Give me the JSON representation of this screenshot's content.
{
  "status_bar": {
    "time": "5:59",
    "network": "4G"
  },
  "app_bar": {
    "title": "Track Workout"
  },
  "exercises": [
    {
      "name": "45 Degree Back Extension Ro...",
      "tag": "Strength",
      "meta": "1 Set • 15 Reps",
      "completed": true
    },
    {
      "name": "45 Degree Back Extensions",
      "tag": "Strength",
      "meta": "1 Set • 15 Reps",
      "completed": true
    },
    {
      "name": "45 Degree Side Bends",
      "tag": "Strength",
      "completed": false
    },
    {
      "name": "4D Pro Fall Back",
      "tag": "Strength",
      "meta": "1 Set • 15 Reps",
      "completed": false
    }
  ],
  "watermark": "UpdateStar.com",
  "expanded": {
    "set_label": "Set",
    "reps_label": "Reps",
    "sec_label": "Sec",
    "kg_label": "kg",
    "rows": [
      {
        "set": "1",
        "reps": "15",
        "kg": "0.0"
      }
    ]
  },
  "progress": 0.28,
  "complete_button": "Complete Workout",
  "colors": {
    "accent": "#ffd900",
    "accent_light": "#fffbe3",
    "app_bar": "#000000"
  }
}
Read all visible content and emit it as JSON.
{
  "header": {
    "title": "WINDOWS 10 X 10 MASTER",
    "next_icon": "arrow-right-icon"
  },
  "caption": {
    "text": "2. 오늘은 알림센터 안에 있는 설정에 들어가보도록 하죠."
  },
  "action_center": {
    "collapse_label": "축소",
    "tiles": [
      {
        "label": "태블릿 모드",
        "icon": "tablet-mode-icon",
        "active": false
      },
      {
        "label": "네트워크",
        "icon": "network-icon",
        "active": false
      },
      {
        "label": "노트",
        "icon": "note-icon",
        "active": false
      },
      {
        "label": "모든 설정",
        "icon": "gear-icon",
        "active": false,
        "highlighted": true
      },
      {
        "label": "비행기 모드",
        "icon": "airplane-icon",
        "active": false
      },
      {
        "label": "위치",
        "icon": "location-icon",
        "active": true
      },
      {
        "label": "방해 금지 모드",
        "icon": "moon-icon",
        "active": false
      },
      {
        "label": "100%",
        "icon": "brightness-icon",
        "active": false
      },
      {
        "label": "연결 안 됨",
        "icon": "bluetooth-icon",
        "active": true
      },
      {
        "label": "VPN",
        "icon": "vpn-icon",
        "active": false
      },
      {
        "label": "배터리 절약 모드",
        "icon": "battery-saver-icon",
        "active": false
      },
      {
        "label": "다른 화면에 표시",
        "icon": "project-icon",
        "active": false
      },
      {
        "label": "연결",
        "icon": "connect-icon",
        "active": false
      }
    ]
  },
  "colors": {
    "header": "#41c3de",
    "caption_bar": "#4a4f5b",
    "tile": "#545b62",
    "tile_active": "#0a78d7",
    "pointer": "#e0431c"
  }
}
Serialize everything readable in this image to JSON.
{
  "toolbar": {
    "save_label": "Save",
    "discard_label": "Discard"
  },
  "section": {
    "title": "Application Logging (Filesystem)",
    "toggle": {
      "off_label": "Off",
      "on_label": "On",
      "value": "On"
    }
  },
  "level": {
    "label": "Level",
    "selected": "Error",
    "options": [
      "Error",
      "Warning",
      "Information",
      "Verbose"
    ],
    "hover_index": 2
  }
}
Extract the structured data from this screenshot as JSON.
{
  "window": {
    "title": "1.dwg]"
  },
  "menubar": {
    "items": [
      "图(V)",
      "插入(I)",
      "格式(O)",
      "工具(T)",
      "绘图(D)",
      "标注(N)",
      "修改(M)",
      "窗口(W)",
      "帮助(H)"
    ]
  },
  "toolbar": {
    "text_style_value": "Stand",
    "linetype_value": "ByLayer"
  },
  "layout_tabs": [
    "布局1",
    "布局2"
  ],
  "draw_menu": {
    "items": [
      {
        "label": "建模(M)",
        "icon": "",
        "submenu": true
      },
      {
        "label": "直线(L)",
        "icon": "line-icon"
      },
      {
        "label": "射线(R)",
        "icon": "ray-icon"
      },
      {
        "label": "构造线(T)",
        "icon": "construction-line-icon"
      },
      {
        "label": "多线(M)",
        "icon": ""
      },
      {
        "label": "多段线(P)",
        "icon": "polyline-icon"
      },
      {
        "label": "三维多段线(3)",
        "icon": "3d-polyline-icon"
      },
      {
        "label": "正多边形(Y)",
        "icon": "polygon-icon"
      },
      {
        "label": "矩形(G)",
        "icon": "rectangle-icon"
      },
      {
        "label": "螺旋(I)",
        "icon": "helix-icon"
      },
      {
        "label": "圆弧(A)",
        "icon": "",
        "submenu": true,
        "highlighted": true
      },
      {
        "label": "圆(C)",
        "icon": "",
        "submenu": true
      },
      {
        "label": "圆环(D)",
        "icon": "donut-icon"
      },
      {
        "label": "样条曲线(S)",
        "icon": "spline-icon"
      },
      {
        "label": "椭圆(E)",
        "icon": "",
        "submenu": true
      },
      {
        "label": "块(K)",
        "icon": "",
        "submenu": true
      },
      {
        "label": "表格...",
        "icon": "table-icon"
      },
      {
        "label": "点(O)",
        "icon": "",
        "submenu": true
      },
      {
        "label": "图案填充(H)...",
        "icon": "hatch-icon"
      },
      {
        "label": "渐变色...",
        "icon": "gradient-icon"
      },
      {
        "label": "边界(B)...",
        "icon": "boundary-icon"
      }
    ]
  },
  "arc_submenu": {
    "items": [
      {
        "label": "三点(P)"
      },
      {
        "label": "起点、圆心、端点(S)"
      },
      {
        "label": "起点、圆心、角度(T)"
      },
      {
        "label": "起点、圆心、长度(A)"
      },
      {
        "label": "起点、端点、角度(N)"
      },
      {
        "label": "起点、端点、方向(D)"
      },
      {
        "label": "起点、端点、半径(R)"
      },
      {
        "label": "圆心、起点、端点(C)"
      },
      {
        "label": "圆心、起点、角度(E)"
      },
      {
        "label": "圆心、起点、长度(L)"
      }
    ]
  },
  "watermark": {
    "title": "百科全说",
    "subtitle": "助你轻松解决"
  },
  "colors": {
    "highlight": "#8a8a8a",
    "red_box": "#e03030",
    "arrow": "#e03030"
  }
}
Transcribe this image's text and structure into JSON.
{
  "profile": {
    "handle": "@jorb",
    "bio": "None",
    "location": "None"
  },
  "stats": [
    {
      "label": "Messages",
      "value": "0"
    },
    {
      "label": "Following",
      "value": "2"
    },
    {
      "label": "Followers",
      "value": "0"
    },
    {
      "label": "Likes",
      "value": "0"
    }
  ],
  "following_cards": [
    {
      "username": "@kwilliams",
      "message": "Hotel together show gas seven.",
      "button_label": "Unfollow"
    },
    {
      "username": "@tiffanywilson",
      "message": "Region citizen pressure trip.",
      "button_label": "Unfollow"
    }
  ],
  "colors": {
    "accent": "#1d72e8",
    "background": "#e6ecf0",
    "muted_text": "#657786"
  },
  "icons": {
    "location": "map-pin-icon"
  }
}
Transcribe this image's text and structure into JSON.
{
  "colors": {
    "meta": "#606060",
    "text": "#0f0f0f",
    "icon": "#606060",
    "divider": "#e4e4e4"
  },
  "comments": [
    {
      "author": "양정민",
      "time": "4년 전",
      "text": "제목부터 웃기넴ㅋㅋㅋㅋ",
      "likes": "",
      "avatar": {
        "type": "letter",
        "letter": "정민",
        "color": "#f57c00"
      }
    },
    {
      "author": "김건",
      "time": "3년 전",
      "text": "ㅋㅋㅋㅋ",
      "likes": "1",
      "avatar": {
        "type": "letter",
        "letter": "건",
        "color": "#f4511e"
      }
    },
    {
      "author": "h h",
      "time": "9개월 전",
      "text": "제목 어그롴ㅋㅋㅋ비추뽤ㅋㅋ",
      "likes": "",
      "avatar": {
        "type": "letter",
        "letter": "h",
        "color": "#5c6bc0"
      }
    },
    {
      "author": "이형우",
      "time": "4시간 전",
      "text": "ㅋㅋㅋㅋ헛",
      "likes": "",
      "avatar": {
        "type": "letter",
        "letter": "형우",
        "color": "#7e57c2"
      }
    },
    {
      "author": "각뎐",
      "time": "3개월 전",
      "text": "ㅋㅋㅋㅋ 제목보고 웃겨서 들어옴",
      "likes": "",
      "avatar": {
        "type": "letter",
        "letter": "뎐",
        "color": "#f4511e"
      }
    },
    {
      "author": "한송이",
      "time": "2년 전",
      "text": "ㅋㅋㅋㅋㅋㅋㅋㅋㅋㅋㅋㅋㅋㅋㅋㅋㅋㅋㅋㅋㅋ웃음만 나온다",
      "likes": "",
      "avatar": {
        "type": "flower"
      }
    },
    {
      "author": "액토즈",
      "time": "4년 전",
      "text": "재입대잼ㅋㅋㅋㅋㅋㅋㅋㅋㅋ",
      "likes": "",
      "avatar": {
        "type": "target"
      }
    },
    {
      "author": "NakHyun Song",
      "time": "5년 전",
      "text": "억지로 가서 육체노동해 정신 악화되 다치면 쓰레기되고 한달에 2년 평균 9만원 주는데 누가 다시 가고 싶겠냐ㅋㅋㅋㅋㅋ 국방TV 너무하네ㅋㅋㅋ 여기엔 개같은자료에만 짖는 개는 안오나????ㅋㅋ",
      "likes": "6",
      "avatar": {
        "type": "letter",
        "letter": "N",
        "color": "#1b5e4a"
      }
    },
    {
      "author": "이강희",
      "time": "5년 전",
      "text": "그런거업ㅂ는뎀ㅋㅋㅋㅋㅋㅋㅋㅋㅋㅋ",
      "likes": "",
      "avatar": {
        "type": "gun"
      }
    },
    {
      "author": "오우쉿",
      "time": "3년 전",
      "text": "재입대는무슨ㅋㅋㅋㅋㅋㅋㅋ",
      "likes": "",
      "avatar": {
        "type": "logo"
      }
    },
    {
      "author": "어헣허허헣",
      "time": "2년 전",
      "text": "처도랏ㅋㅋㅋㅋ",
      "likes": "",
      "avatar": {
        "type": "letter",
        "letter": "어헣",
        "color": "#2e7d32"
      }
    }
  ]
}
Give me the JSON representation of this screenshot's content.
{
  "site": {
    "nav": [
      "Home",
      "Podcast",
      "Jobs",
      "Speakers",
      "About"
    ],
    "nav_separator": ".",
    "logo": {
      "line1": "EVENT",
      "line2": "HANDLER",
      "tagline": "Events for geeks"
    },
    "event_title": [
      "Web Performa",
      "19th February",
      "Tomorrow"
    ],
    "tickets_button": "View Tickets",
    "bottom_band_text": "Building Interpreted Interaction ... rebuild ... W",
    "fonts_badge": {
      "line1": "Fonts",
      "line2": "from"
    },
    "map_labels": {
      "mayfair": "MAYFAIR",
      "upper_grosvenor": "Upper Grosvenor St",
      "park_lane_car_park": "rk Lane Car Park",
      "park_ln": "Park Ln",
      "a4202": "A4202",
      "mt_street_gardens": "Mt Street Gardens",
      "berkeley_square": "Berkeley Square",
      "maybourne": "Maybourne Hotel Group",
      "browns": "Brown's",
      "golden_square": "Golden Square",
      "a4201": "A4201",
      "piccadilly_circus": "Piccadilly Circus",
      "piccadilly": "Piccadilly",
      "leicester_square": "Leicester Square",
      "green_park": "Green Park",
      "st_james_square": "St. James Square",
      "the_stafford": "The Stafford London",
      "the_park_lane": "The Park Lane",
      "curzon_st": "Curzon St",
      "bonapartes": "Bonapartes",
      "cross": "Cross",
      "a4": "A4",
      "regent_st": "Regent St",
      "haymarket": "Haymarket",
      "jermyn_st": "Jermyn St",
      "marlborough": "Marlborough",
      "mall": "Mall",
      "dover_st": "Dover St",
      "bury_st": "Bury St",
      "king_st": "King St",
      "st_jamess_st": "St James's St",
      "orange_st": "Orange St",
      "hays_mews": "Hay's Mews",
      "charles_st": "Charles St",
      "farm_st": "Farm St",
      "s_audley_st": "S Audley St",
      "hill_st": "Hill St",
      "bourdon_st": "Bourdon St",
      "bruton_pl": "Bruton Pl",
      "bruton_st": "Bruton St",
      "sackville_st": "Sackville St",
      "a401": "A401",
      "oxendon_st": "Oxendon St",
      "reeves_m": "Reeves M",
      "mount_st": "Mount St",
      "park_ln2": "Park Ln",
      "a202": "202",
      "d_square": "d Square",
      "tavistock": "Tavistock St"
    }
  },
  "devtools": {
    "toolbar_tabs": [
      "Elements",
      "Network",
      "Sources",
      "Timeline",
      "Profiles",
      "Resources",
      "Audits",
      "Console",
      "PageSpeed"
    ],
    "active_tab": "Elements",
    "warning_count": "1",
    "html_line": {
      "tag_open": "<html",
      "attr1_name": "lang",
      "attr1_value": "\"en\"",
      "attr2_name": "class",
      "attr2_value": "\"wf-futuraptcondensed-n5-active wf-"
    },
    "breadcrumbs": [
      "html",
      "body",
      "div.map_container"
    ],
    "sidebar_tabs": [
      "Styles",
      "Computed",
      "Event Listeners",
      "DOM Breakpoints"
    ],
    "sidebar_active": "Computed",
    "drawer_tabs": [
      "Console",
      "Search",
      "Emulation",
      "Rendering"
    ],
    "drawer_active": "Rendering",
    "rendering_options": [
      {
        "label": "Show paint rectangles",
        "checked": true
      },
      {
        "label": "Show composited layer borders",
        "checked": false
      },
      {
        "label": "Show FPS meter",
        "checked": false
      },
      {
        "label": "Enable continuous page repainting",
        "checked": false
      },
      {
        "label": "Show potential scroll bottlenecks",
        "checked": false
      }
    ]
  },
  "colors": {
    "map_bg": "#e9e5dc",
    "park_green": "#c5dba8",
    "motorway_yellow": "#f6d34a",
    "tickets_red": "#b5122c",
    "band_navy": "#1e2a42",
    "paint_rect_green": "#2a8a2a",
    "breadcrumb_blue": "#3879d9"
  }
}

————————

* **Task statement**
Each line containing "location" counts once; state the total number of such lines and nothing else.

* **Solution to this task**
3